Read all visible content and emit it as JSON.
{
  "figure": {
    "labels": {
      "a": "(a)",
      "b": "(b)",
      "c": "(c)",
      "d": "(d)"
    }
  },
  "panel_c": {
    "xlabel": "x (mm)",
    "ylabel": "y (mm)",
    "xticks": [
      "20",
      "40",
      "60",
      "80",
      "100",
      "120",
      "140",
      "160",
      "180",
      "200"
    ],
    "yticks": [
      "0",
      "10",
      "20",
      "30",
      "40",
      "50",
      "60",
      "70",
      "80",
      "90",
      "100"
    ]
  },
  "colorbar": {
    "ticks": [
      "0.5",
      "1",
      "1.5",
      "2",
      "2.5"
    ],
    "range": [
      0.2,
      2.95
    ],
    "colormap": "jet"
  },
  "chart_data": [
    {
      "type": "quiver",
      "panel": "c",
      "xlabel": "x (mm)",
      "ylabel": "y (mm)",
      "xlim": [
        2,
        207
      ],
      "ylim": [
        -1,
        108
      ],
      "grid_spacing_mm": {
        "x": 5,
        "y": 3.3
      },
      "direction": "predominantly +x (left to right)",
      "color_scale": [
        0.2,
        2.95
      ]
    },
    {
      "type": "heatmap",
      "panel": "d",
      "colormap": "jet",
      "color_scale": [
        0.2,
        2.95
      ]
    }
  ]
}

□ □ □

§ **Exercise description**: Extract all of the data shown above without alteration.

§ **Output for this task**:
Read all visible content and emit it as JSON.
{
  "figure": {
    "labels": {
      "a": "(a)",
      "b": "(b)",
      "c": "(c)",
      "d": "(d)"
    }
  },
  "panel_c": {
    "xlabel": "x (mm)",
    "ylabel": "y (mm)",
    "xticks": [
      "20",
      "40",
      "60",
      "80",
      "100",
      "120",
      "140",
      "160",
      "180",
      "200"
    ],
    "yticks": [
      "0",
      "10",
      "20",
      "30",
      "40",
      "50",
      "60",
      "70",
      "80",
      "90",
      "100"
    ]
  },
  "colorbar": {
    "ticks": [
      "0.5",
      "1",
      "1.5",
      "2",
      "2.5"
    ],
    "range": [
      0.2,
      2.95
    ],
    "colormap": "jet"
  },
  "chart_data": [
    {
      "type": "quiver",
      "panel": "c",
      "xlabel": "x (mm)",
      "ylabel": "y (mm)",
      "xlim": [
        2,
        207
      ],
      "ylim": [
        -1,
        108
      ],
      "grid_spacing_mm": {
        "x": 5,
        "y": 3.3
      },
      "direction": "predominantly +x (left to right)",
      "color_scale": [
        0.2,
        2.95
      ]
    },
    {
      "type": "heatmap",
      "panel": "d",
      "colormap": "jet",
      "color_scale": [
        0.2,
        2.95
      ]
    }
  ]
}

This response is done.